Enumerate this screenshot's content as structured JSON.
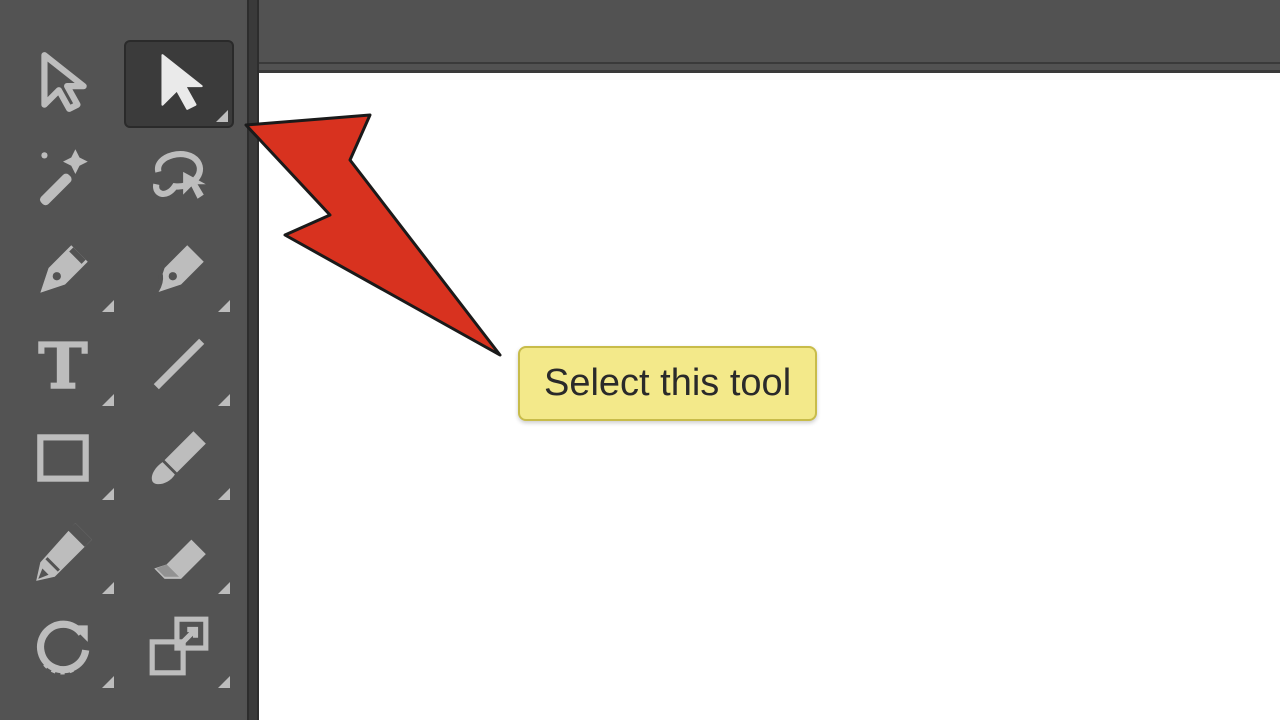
{
  "callout": {
    "text": "Select this tool"
  },
  "icons": {
    "selection": "selection-tool-icon",
    "direct_selection": "direct-selection-tool-icon",
    "magic_wand": "magic-wand-tool-icon",
    "lasso": "lasso-tool-icon",
    "pen": "pen-tool-icon",
    "curvature": "curvature-tool-icon",
    "type": "type-tool-icon",
    "line_segment": "line-segment-tool-icon",
    "rectangle": "rectangle-tool-icon",
    "paintbrush": "paintbrush-tool-icon",
    "pencil": "pencil-tool-icon",
    "eraser": "eraser-tool-icon",
    "rotate": "rotate-tool-icon",
    "scale": "scale-tool-icon"
  },
  "colors": {
    "toolbar_bg": "#535353",
    "selected_bg": "#3b3b3b",
    "icon": "#bdbdbd",
    "icon_selected": "#eaeaea",
    "arrow": "#d8321f",
    "callout_bg": "#f3e98a",
    "canvas": "#ffffff"
  }
}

▬▬▬

• **TASK BRIEF**: Counting only lines of the data above that hold "this", report the total and nothing else.

• **REPLY TO THE EXERCISE**: 2